◆ TASK BRIEF ◆
Give a verbatim copy of the lines below, minus the pictures.

◆ INPUT FOR THIS TASK ◆
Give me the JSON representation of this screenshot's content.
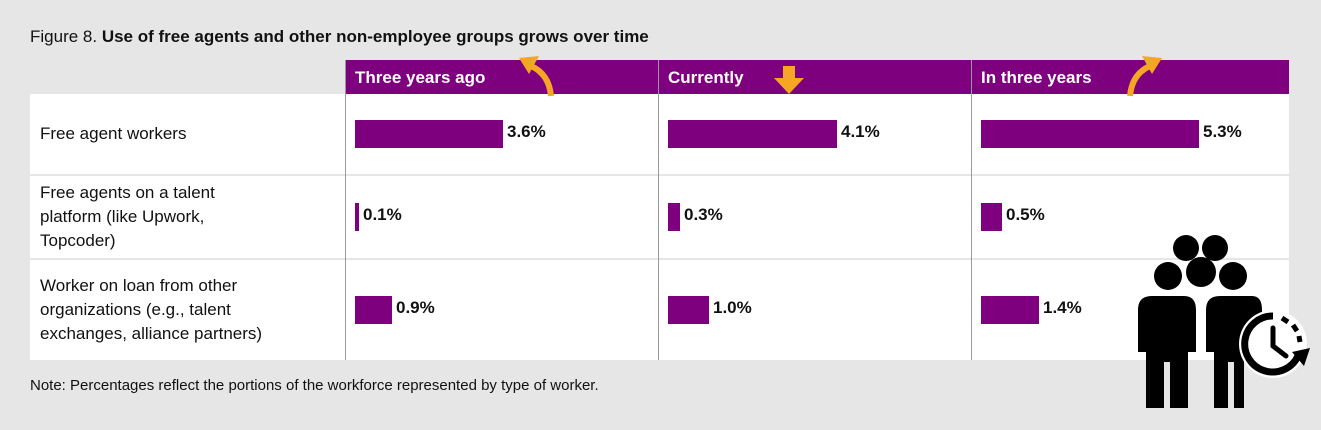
{
  "title": {
    "prefix": "Figure 8.",
    "main": "Use of free agents and other non-employee groups grows over time"
  },
  "note": "Note: Percentages reflect the portions of the workforce represented by type of worker.",
  "colors": {
    "header_bg": "#7f007f",
    "bar": "#7f007f",
    "arrow": "#f5a623",
    "background": "#e6e6e6"
  },
  "icons": [
    "arrow-curved-up-left-icon",
    "arrow-down-icon",
    "arrow-curved-up-right-icon",
    "people-clock-icon"
  ],
  "chart_data": {
    "type": "bar",
    "title": "Use of free agents and other non-employee groups grows over time",
    "categories": [
      "Free agent workers",
      "Free agents on a talent platform (like Upwork, Topcoder)",
      "Worker on loan from other organizations (e.g., talent exchanges, alliance partners)"
    ],
    "category_lines": [
      [
        "Free agent workers"
      ],
      [
        "Free agents on a talent",
        "platform (like Upwork,",
        "Topcoder)"
      ],
      [
        "Worker on loan from other",
        "organizations (e.g., talent",
        "exchanges, alliance partners)"
      ]
    ],
    "series": [
      {
        "name": "Three years ago",
        "values": [
          3.6,
          0.1,
          0.9
        ],
        "labels": [
          "3.6%",
          "0.1%",
          "0.9%"
        ]
      },
      {
        "name": "Currently",
        "values": [
          4.1,
          0.3,
          1.0
        ],
        "labels": [
          "4.1%",
          "0.3%",
          "1.0%"
        ]
      },
      {
        "name": "In three years",
        "values": [
          5.3,
          0.5,
          1.4
        ],
        "labels": [
          "5.3%",
          "0.5%",
          "1.4%"
        ]
      }
    ],
    "unit": "%",
    "ylim": [
      0,
      6
    ]
  }
}
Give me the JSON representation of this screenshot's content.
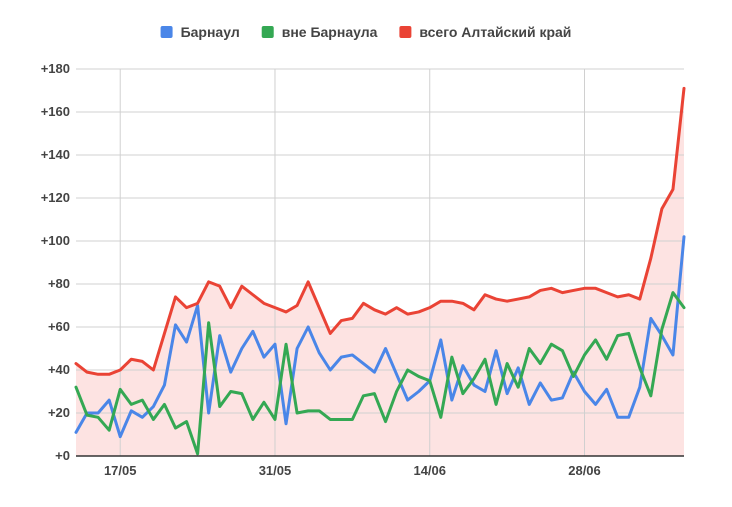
{
  "chart_data": {
    "type": "line",
    "title": "",
    "xlabel": "",
    "ylabel": "",
    "ylim": [
      0,
      180
    ],
    "y_ticks": [
      0,
      20,
      40,
      60,
      80,
      100,
      120,
      140,
      160,
      180
    ],
    "y_tick_labels": [
      "+0",
      "+20",
      "+40",
      "+60",
      "+80",
      "+100",
      "+120",
      "+140",
      "+160",
      "+180"
    ],
    "x_tick_labels": [
      "17/05",
      "31/05",
      "14/06",
      "28/06"
    ],
    "x_tick_index": [
      4,
      18,
      32,
      46
    ],
    "point_count": 56,
    "grid": true,
    "legend_position": "top",
    "series": [
      {
        "name": "Барнаул",
        "color": "#4a86e8",
        "values": [
          11,
          20,
          20,
          26,
          9,
          21,
          18,
          23,
          33,
          61,
          53,
          70,
          20,
          56,
          39,
          50,
          58,
          46,
          52,
          15,
          50,
          60,
          48,
          40,
          46,
          47,
          43,
          39,
          50,
          38,
          26,
          30,
          35,
          54,
          26,
          42,
          33,
          30,
          49,
          29,
          41,
          24,
          34,
          26,
          27,
          39,
          30,
          24,
          31,
          18,
          18,
          32,
          64,
          56,
          47,
          102
        ]
      },
      {
        "name": "вне Барнаула",
        "color": "#34a853",
        "values": [
          32,
          19,
          18,
          12,
          31,
          24,
          26,
          17,
          24,
          13,
          16,
          1,
          62,
          23,
          30,
          29,
          17,
          25,
          17,
          52,
          20,
          21,
          21,
          17,
          17,
          17,
          28,
          29,
          16,
          30,
          40,
          37,
          35,
          18,
          46,
          29,
          36,
          45,
          24,
          43,
          32,
          50,
          43,
          52,
          49,
          37,
          47,
          54,
          45,
          56,
          57,
          41,
          28,
          59,
          76,
          69
        ]
      },
      {
        "name": "всего Алтайский край",
        "color": "#ea4335",
        "values": [
          43,
          39,
          38,
          38,
          40,
          45,
          44,
          40,
          57,
          74,
          69,
          71,
          81,
          79,
          69,
          79,
          75,
          71,
          69,
          67,
          70,
          81,
          69,
          57,
          63,
          64,
          71,
          68,
          66,
          69,
          66,
          67,
          69,
          72,
          72,
          71,
          68,
          75,
          73,
          72,
          73,
          74,
          77,
          78,
          76,
          77,
          78,
          78,
          76,
          74,
          75,
          73,
          92,
          115,
          124,
          171
        ]
      }
    ],
    "area_fill": {
      "series": "всего Алтайский край",
      "color": "#fde3e2"
    }
  }
}
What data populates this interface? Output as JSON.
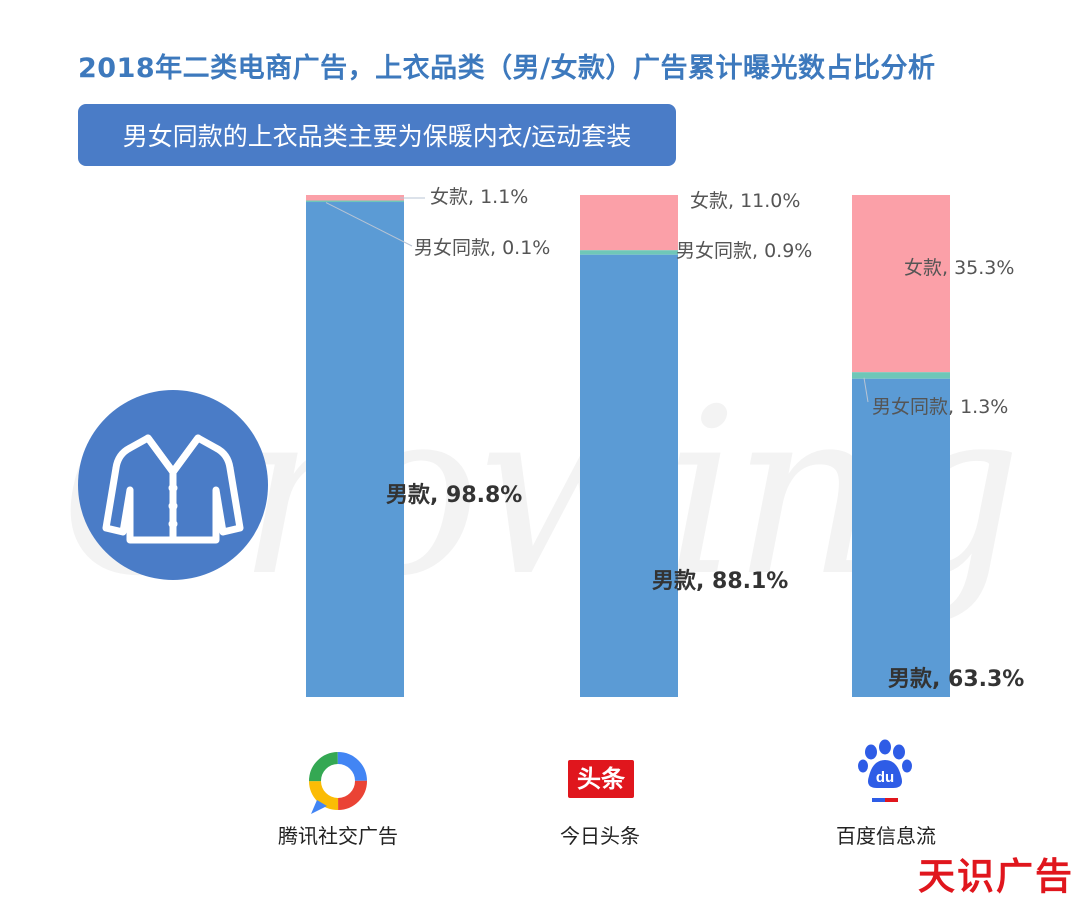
{
  "header": {
    "title": "2018年二类电商广告，上衣品类（男/女款）广告累计曝光数占比分析",
    "subtitle": "男女同款的上衣品类主要为保暖内衣/运动套装"
  },
  "watermark": "Growing",
  "colors": {
    "men": "#5b9bd5",
    "women": "#fba0a8",
    "unisex": "#6fc7b8",
    "title": "#3d79bd",
    "subtitle_bg": "#4a7cc7",
    "brand": "#e0161d"
  },
  "icons": [
    "jacket-icon",
    "tencent-logo-icon",
    "toutiao-logo-icon",
    "baidu-logo-icon"
  ],
  "platforms": [
    {
      "name": "腾讯社交广告",
      "logo_text": ""
    },
    {
      "name": "今日头条",
      "logo_text": "头条"
    },
    {
      "name": "百度信息流",
      "logo_text": "du"
    }
  ],
  "chart_data": {
    "type": "bar",
    "stacked": true,
    "unit": "%",
    "categories": [
      "腾讯社交广告",
      "今日头条",
      "百度信息流"
    ],
    "series": [
      {
        "name": "男款",
        "values": [
          98.8,
          88.1,
          63.3
        ],
        "labels": [
          "男款, 98.8%",
          "男款, 88.1%",
          "男款, 63.3%"
        ]
      },
      {
        "name": "男女同款",
        "values": [
          0.1,
          0.9,
          1.3
        ],
        "labels": [
          "男女同款, 0.1%",
          "男女同款, 0.9%",
          "男女同款, 1.3%"
        ]
      },
      {
        "name": "女款",
        "values": [
          1.1,
          11.0,
          35.3
        ],
        "labels": [
          "女款, 1.1%",
          "女款, 11.0%",
          "女款, 35.3%"
        ]
      }
    ],
    "ylim": [
      0,
      100
    ],
    "grid": false,
    "legend": "none"
  },
  "brand": {
    "text": "天识广告"
  }
}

◆ WRITTEN ANSWER ◆
Give me the JSON representation of this screenshot's content.
{
  "title": {
    "prefix": "Figure 8.",
    "main": "Use of free agents and other non-employee groups grows over time"
  },
  "note": "Note: Percentages reflect the portions of the workforce represented by type of worker.",
  "colors": {
    "header_bg": "#7f007f",
    "bar": "#7f007f",
    "arrow": "#f5a623",
    "background": "#e6e6e6"
  },
  "icons": [
    "arrow-curved-up-left-icon",
    "arrow-down-icon",
    "arrow-curved-up-right-icon",
    "people-clock-icon"
  ],
  "chart_data": {
    "type": "bar",
    "title": "Use of free agents and other non-employee groups grows over time",
    "categories": [
      "Free agent workers",
      "Free agents on a talent platform (like Upwork, Topcoder)",
      "Worker on loan from other organizations (e.g., talent exchanges, alliance partners)"
    ],
    "category_lines": [
      [
        "Free agent workers"
      ],
      [
        "Free agents on a talent",
        "platform (like Upwork,",
        "Topcoder)"
      ],
      [
        "Worker on loan from other",
        "organizations (e.g., talent",
        "exchanges, alliance partners)"
      ]
    ],
    "series": [
      {
        "name": "Three years ago",
        "values": [
          3.6,
          0.1,
          0.9
        ],
        "labels": [
          "3.6%",
          "0.1%",
          "0.9%"
        ]
      },
      {
        "name": "Currently",
        "values": [
          4.1,
          0.3,
          1.0
        ],
        "labels": [
          "4.1%",
          "0.3%",
          "1.0%"
        ]
      },
      {
        "name": "In three years",
        "values": [
          5.3,
          0.5,
          1.4
        ],
        "labels": [
          "5.3%",
          "0.5%",
          "1.4%"
        ]
      }
    ],
    "unit": "%",
    "ylim": [
      0,
      6
    ]
  }
}
Give me the JSON representation of this screenshot's content.
{
  "chart_data": {
    "type": "line",
    "title": "",
    "xlabel": "",
    "ylabel": "",
    "ylim": [
      0,
      180
    ],
    "y_ticks": [
      0,
      20,
      40,
      60,
      80,
      100,
      120,
      140,
      160,
      180
    ],
    "y_tick_labels": [
      "+0",
      "+20",
      "+40",
      "+60",
      "+80",
      "+100",
      "+120",
      "+140",
      "+160",
      "+180"
    ],
    "x_tick_labels": [
      "17/05",
      "31/05",
      "14/06",
      "28/06"
    ],
    "x_tick_index": [
      4,
      18,
      32,
      46
    ],
    "point_count": 56,
    "grid": true,
    "legend_position": "top",
    "series": [
      {
        "name": "Барнаул",
        "color": "#4a86e8",
        "values": [
          11,
          20,
          20,
          26,
          9,
          21,
          18,
          23,
          33,
          61,
          53,
          70,
          20,
          56,
          39,
          50,
          58,
          46,
          52,
          15,
          50,
          60,
          48,
          40,
          46,
          47,
          43,
          39,
          50,
          38,
          26,
          30,
          35,
          54,
          26,
          42,
          33,
          30,
          49,
          29,
          41,
          24,
          34,
          26,
          27,
          39,
          30,
          24,
          31,
          18,
          18,
          32,
          64,
          56,
          47,
          102
        ]
      },
      {
        "name": "вне Барнаула",
        "color": "#34a853",
        "values": [
          32,
          19,
          18,
          12,
          31,
          24,
          26,
          17,
          24,
          13,
          16,
          1,
          62,
          23,
          30,
          29,
          17,
          25,
          17,
          52,
          20,
          21,
          21,
          17,
          17,
          17,
          28,
          29,
          16,
          30,
          40,
          37,
          35,
          18,
          46,
          29,
          36,
          45,
          24,
          43,
          32,
          50,
          43,
          52,
          49,
          37,
          47,
          54,
          45,
          56,
          57,
          41,
          28,
          59,
          76,
          69
        ]
      },
      {
        "name": "всего Алтайский край",
        "color": "#ea4335",
        "values": [
          43,
          39,
          38,
          38,
          40,
          45,
          44,
          40,
          57,
          74,
          69,
          71,
          81,
          79,
          69,
          79,
          75,
          71,
          69,
          67,
          70,
          81,
          69,
          57,
          63,
          64,
          71,
          68,
          66,
          69,
          66,
          67,
          69,
          72,
          72,
          71,
          68,
          75,
          73,
          72,
          73,
          74,
          77,
          78,
          76,
          77,
          78,
          78,
          76,
          74,
          75,
          73,
          92,
          115,
          124,
          171
        ]
      }
    ],
    "area_fill": {
      "series": "всего Алтайский край",
      "color": "#fde3e2"
    }
  }
}
What data populates this interface? Output as JSON.
{
  "header": {
    "title": "2018年二类电商广告，上衣品类（男/女款）广告累计曝光数占比分析",
    "subtitle": "男女同款的上衣品类主要为保暖内衣/运动套装"
  },
  "watermark": "Growing",
  "colors": {
    "men": "#5b9bd5",
    "women": "#fba0a8",
    "unisex": "#6fc7b8",
    "title": "#3d79bd",
    "subtitle_bg": "#4a7cc7",
    "brand": "#e0161d"
  },
  "icons": [
    "jacket-icon",
    "tencent-logo-icon",
    "toutiao-logo-icon",
    "baidu-logo-icon"
  ],
  "platforms": [
    {
      "name": "腾讯社交广告",
      "logo_text": ""
    },
    {
      "name": "今日头条",
      "logo_text": "头条"
    },
    {
      "name": "百度信息流",
      "logo_text": "du"
    }
  ],
  "chart_data": {
    "type": "bar",
    "stacked": true,
    "unit": "%",
    "categories": [
      "腾讯社交广告",
      "今日头条",
      "百度信息流"
    ],
    "series": [
      {
        "name": "男款",
        "values": [
          98.8,
          88.1,
          63.3
        ],
        "labels": [
          "男款, 98.8%",
          "男款, 88.1%",
          "男款, 63.3%"
        ]
      },
      {
        "name": "男女同款",
        "values": [
          0.1,
          0.9,
          1.3
        ],
        "labels": [
          "男女同款, 0.1%",
          "男女同款, 0.9%",
          "男女同款, 1.3%"
        ]
      },
      {
        "name": "女款",
        "values": [
          1.1,
          11.0,
          35.3
        ],
        "labels": [
          "女款, 1.1%",
          "女款, 11.0%",
          "女款, 35.3%"
        ]
      }
    ],
    "ylim": [
      0,
      100
    ],
    "grid": false,
    "legend": "none"
  },
  "brand": {
    "text": "天识广告"
  }
}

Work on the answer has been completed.